Listed records start

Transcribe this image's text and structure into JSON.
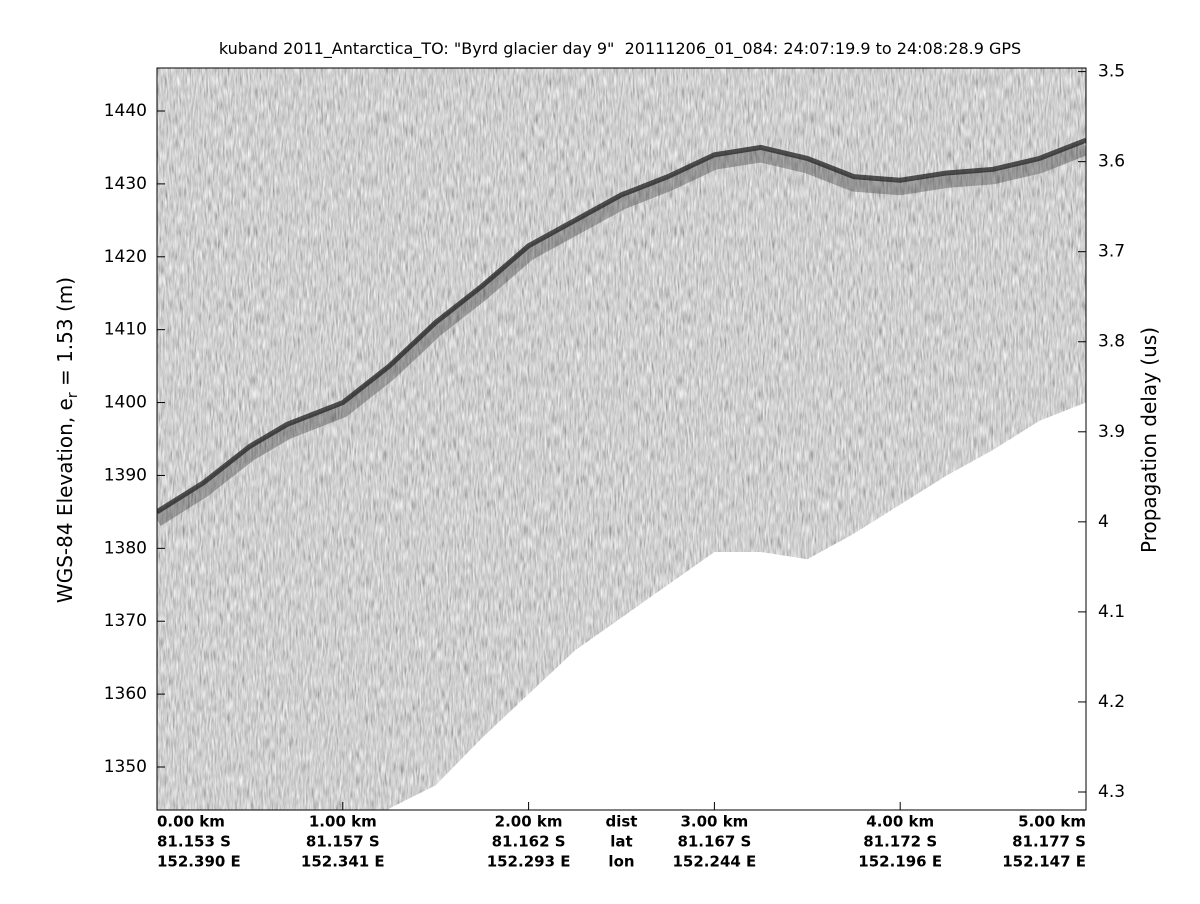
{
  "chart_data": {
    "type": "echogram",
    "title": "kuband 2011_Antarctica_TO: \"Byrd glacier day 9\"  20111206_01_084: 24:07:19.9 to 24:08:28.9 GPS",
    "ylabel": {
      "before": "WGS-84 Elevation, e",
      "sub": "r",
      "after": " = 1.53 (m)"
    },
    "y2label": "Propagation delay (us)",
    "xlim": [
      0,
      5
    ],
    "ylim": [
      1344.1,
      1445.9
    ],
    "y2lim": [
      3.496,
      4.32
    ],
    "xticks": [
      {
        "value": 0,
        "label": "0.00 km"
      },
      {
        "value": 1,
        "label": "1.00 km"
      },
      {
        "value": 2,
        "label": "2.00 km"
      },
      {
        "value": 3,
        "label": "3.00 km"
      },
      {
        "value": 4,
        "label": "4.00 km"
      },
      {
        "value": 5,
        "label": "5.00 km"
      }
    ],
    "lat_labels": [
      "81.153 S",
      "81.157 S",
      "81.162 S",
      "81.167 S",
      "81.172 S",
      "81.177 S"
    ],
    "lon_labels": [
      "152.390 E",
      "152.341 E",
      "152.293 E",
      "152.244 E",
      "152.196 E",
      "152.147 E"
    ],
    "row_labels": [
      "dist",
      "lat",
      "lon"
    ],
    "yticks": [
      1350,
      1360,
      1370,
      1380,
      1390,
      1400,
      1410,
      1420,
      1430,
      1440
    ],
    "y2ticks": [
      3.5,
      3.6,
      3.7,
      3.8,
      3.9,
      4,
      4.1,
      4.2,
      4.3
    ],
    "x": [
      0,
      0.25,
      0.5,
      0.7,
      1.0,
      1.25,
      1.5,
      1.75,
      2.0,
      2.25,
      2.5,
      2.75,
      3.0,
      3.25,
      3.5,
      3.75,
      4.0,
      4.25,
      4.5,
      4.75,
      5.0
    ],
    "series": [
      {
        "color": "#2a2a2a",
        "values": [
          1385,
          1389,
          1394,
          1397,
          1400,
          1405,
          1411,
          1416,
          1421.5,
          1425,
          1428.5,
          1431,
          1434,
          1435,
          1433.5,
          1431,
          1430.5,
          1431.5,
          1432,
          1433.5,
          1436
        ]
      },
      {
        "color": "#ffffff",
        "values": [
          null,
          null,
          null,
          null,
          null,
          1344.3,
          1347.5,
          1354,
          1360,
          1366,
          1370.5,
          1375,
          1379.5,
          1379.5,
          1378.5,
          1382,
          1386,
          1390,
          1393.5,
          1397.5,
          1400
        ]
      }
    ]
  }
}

Listed records end
Listed records start

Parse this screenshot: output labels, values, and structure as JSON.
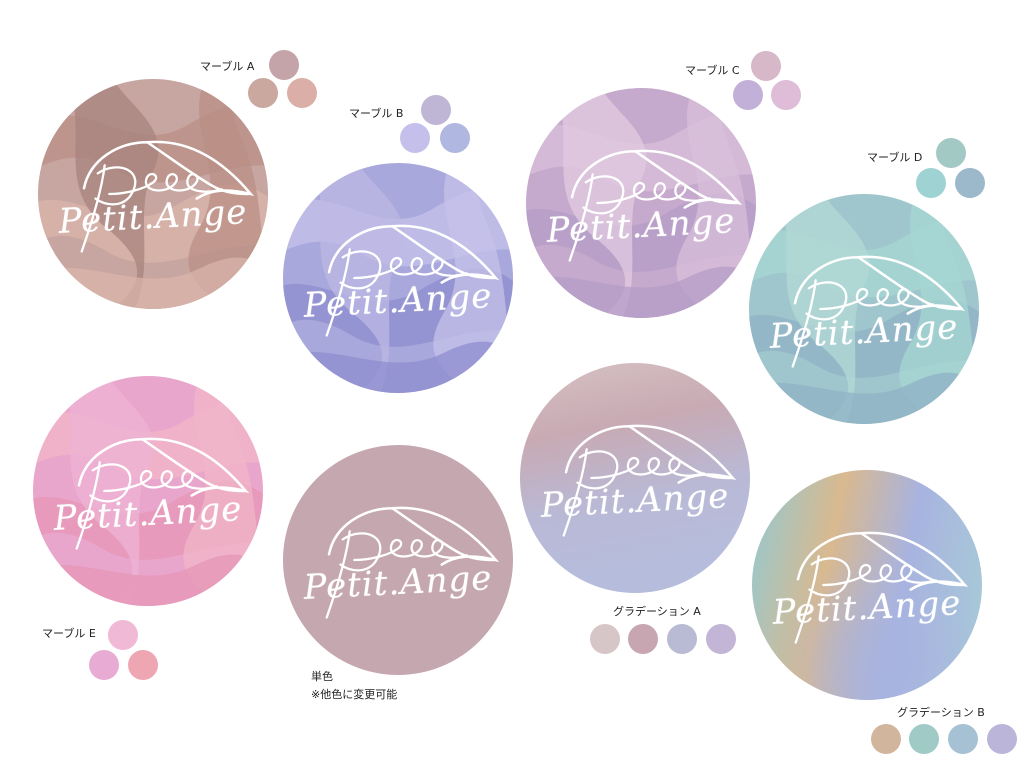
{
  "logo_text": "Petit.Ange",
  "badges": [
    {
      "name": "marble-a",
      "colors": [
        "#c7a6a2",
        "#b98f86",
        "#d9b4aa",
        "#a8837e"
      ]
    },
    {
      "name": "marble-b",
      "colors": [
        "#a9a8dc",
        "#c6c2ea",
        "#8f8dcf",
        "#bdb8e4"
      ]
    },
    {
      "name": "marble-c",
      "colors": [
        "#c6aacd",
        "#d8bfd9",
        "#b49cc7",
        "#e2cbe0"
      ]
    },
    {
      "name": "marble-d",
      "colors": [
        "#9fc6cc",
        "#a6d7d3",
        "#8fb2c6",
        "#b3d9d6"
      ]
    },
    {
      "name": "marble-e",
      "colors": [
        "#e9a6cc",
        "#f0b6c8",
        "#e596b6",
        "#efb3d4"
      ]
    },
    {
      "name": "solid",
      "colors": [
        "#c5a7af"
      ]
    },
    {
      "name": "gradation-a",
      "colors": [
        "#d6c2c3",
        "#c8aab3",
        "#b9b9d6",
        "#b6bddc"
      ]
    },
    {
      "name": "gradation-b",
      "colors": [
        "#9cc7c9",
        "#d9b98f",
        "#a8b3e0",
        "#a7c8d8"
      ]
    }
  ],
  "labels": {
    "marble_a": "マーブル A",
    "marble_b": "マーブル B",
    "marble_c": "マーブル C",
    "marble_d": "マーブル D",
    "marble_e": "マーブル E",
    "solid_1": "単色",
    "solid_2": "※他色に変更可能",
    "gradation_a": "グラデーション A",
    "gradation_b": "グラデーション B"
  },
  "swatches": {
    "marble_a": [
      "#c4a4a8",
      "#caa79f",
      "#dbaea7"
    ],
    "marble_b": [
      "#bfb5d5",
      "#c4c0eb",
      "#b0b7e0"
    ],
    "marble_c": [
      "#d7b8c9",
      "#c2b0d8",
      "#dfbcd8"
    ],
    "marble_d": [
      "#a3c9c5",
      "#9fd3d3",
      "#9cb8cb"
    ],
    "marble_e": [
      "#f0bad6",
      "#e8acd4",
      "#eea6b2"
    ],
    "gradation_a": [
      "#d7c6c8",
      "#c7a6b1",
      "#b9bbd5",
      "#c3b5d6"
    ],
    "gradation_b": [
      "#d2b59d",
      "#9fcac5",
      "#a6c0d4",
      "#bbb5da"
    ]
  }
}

Listed records end
Listed records start

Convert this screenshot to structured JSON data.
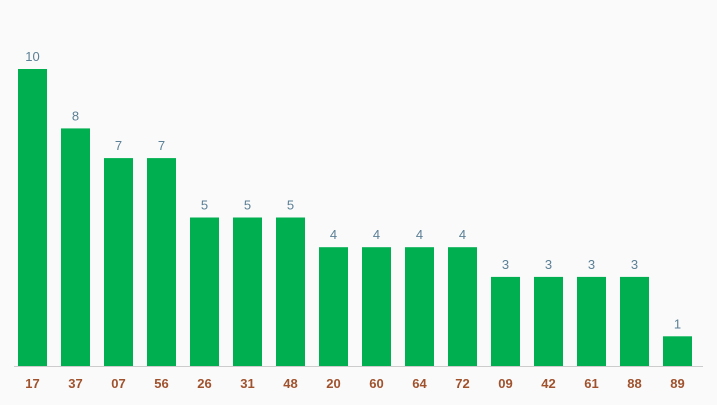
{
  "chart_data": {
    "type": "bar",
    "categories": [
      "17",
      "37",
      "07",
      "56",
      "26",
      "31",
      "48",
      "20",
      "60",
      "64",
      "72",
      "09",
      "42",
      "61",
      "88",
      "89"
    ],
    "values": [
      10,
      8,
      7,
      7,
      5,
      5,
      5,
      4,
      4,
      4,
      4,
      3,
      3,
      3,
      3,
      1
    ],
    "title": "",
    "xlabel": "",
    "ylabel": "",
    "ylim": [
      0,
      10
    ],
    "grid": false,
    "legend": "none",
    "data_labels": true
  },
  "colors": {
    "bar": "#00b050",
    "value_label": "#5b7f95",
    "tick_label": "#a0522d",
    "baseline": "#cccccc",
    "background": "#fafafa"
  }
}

Listed records end

[Requirements] Only the number is wanted: how many lines of the data contain the word "values"?

[Written solution] 4